ROWS
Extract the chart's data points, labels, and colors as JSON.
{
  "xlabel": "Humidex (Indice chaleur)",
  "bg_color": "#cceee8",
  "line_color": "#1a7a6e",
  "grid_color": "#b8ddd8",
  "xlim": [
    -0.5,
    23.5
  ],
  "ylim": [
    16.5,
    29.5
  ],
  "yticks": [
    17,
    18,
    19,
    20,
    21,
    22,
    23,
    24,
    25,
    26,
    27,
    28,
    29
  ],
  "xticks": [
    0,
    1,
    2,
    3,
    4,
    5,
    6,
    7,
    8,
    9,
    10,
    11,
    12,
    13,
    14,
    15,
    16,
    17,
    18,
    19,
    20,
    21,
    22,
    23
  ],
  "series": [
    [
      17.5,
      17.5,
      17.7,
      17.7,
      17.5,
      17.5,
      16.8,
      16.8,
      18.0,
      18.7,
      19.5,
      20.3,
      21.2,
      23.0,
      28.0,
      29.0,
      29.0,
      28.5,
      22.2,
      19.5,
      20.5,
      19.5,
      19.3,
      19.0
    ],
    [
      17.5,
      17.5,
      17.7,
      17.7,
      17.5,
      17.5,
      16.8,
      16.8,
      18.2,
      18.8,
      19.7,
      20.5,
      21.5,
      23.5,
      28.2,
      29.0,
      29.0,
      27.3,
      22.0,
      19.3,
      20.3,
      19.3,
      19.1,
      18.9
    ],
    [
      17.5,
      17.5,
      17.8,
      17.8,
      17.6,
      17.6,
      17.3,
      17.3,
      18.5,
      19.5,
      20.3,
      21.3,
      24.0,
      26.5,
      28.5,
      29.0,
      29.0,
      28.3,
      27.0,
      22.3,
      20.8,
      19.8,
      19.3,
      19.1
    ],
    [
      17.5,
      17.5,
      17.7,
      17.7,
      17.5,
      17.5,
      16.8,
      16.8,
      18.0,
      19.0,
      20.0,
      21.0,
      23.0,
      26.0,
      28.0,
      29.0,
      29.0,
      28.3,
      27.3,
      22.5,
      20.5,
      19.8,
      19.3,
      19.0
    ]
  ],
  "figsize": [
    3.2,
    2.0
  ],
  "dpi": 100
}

WORK TO COMPLETE
Word for word, write out the data.

TASK RESULT
Extract the chart's data points, labels, and colors as JSON.
{
  "xlabel": "Humidex (Indice chaleur)",
  "bg_color": "#cceee8",
  "line_color": "#1a7a6e",
  "grid_color": "#b8ddd8",
  "xlim": [
    -0.5,
    23.5
  ],
  "ylim": [
    16.5,
    29.5
  ],
  "yticks": [
    17,
    18,
    19,
    20,
    21,
    22,
    23,
    24,
    25,
    26,
    27,
    28,
    29
  ],
  "xticks": [
    0,
    1,
    2,
    3,
    4,
    5,
    6,
    7,
    8,
    9,
    10,
    11,
    12,
    13,
    14,
    15,
    16,
    17,
    18,
    19,
    20,
    21,
    22,
    23
  ],
  "series": [
    [
      17.5,
      17.5,
      17.7,
      17.7,
      17.5,
      17.5,
      16.8,
      16.8,
      18.0,
      18.7,
      19.5,
      20.3,
      21.2,
      23.0,
      28.0,
      29.0,
      29.0,
      28.5,
      22.2,
      19.5,
      20.5,
      19.5,
      19.3,
      19.0
    ],
    [
      17.5,
      17.5,
      17.7,
      17.7,
      17.5,
      17.5,
      16.8,
      16.8,
      18.2,
      18.8,
      19.7,
      20.5,
      21.5,
      23.5,
      28.2,
      29.0,
      29.0,
      27.3,
      22.0,
      19.3,
      20.3,
      19.3,
      19.1,
      18.9
    ],
    [
      17.5,
      17.5,
      17.8,
      17.8,
      17.6,
      17.6,
      17.3,
      17.3,
      18.5,
      19.5,
      20.3,
      21.3,
      24.0,
      26.5,
      28.5,
      29.0,
      29.0,
      28.3,
      27.0,
      22.3,
      20.8,
      19.8,
      19.3,
      19.1
    ],
    [
      17.5,
      17.5,
      17.7,
      17.7,
      17.5,
      17.5,
      16.8,
      16.8,
      18.0,
      19.0,
      20.0,
      21.0,
      23.0,
      26.0,
      28.0,
      29.0,
      29.0,
      28.3,
      27.3,
      22.5,
      20.5,
      19.8,
      19.3,
      19.0
    ]
  ],
  "figsize": [
    3.2,
    2.0
  ],
  "dpi": 100
}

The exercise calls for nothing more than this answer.